● **WHAT THE TASK REQUIRES**: Scan the data below. Pull out each line where "Growth" occurs.
──────
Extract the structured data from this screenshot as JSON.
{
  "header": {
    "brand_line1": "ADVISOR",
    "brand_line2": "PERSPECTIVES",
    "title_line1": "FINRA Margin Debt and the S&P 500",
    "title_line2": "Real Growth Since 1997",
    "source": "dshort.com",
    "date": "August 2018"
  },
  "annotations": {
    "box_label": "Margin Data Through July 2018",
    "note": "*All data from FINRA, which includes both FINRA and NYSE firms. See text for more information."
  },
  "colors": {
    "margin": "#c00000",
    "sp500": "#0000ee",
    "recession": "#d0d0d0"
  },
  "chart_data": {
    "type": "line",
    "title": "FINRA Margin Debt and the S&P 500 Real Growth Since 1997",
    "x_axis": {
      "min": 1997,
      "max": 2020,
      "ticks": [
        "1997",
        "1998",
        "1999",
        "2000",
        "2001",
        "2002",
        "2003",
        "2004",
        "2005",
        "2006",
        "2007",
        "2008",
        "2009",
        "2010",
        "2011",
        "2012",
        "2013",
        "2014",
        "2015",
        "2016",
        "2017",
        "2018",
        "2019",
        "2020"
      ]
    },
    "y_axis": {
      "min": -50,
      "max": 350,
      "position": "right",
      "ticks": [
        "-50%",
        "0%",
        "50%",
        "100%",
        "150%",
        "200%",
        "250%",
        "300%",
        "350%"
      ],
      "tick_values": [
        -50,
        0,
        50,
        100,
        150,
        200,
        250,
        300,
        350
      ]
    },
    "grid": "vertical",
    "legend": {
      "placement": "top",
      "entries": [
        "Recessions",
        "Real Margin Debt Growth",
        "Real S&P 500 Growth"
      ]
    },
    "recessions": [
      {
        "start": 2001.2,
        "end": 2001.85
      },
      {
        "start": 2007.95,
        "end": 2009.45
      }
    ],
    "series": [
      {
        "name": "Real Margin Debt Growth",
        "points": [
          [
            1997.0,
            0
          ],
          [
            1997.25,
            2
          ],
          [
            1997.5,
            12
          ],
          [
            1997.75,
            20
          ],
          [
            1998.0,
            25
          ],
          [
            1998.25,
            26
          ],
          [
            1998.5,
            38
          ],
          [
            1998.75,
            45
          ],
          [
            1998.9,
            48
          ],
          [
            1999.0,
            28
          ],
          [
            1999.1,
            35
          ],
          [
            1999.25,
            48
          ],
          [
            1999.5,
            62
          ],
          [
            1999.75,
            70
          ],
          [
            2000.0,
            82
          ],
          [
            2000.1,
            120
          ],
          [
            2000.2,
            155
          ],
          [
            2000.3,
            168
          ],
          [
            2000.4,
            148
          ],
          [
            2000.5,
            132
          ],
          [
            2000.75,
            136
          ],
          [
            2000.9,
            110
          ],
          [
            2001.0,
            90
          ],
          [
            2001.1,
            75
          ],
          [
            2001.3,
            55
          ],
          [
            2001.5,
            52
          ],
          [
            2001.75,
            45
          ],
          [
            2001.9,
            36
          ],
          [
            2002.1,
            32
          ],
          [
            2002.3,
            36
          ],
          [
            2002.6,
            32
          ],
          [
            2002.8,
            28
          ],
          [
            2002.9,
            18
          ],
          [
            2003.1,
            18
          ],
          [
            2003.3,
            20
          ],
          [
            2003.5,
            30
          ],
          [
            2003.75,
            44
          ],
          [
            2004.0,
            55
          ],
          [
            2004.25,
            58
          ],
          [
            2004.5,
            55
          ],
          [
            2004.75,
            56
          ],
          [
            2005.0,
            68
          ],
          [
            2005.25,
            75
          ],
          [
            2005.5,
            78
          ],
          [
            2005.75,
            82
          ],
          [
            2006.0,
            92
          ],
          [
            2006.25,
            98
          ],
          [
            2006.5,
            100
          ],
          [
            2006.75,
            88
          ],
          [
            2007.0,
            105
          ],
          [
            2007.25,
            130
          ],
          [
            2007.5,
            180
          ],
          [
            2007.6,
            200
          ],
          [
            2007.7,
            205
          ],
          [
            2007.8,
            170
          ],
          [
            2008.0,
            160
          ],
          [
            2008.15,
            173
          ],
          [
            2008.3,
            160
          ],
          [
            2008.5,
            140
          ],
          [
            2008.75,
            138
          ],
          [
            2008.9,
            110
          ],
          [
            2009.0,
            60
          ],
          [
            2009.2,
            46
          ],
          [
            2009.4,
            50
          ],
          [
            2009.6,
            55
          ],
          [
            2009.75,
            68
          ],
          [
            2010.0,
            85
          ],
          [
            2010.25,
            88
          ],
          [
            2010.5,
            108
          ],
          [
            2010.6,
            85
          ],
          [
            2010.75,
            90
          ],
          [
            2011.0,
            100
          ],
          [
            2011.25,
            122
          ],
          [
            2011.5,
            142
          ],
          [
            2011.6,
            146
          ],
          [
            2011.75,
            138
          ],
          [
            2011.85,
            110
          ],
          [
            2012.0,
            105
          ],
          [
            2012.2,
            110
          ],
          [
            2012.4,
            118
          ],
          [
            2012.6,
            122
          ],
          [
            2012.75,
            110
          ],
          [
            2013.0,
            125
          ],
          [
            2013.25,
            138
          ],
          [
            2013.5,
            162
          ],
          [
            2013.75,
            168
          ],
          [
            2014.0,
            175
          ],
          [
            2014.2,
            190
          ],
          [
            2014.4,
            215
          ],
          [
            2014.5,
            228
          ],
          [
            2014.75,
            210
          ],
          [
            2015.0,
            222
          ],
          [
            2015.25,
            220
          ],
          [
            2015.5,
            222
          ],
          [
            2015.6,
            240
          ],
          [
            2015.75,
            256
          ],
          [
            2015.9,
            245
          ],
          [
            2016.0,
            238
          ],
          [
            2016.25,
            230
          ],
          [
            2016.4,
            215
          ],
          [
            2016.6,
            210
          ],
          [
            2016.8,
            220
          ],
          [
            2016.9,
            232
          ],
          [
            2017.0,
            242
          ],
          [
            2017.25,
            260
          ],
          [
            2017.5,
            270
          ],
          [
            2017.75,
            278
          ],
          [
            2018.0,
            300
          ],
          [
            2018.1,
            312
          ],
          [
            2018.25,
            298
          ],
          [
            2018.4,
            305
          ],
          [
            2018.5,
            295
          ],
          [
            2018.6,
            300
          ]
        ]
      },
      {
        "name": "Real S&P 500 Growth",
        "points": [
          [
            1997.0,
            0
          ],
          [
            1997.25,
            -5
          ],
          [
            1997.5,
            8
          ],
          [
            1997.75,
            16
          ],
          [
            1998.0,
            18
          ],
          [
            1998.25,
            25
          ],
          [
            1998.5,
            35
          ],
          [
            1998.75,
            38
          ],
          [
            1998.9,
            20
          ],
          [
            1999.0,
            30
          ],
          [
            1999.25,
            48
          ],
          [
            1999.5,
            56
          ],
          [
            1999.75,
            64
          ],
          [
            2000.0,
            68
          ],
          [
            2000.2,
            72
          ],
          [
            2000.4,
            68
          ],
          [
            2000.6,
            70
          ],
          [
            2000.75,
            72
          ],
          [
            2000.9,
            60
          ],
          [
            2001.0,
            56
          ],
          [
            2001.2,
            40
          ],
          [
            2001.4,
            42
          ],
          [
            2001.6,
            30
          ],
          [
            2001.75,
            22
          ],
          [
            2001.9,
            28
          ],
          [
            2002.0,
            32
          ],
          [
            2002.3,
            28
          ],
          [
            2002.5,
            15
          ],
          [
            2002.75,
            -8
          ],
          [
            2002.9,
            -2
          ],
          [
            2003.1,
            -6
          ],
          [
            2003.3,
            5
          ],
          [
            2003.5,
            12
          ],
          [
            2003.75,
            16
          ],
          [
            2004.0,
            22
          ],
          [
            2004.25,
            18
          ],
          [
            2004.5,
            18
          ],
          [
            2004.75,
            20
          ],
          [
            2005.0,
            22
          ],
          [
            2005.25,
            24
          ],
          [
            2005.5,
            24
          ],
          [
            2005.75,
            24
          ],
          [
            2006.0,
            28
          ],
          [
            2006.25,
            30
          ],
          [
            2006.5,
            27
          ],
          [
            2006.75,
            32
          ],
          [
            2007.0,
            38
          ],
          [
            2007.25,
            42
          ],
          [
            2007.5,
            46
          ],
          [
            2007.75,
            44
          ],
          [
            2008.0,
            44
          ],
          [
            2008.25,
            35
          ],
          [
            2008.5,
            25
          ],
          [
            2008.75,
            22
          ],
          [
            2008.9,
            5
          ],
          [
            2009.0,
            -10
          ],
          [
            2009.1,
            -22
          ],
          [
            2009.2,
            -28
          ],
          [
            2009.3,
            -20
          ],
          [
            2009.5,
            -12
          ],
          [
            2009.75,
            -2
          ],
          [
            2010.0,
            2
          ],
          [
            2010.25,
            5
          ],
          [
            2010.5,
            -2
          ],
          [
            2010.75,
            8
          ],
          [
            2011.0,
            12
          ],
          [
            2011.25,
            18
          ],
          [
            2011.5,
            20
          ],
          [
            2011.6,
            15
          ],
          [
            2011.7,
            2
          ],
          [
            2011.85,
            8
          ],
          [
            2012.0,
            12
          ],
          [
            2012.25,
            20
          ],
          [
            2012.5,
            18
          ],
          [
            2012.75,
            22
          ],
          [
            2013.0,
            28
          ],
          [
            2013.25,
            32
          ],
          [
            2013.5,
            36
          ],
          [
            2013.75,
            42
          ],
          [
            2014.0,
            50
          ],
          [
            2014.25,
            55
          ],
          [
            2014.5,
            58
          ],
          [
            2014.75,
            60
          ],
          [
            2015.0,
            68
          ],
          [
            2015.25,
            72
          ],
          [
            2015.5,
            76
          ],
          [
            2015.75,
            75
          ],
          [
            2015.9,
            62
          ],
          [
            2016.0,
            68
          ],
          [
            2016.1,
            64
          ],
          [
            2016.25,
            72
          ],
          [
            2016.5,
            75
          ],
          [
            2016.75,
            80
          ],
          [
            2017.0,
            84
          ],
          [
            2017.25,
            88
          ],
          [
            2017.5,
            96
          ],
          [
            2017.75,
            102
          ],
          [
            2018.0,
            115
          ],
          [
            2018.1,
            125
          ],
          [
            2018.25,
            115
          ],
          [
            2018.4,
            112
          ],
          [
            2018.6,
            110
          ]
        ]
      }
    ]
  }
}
──────
● **RESPONSE**:
    "title_line2": "Real Growth Since 1997",
    "title": "FINRA Margin Debt and the S&P 500 Real Growth Since 1997",
        "Real Margin Debt Growth",
        "Real S&P 500 Growth"
        "name": "Real Margin Debt Growth",
        "name": "Real S&P 500 Growth",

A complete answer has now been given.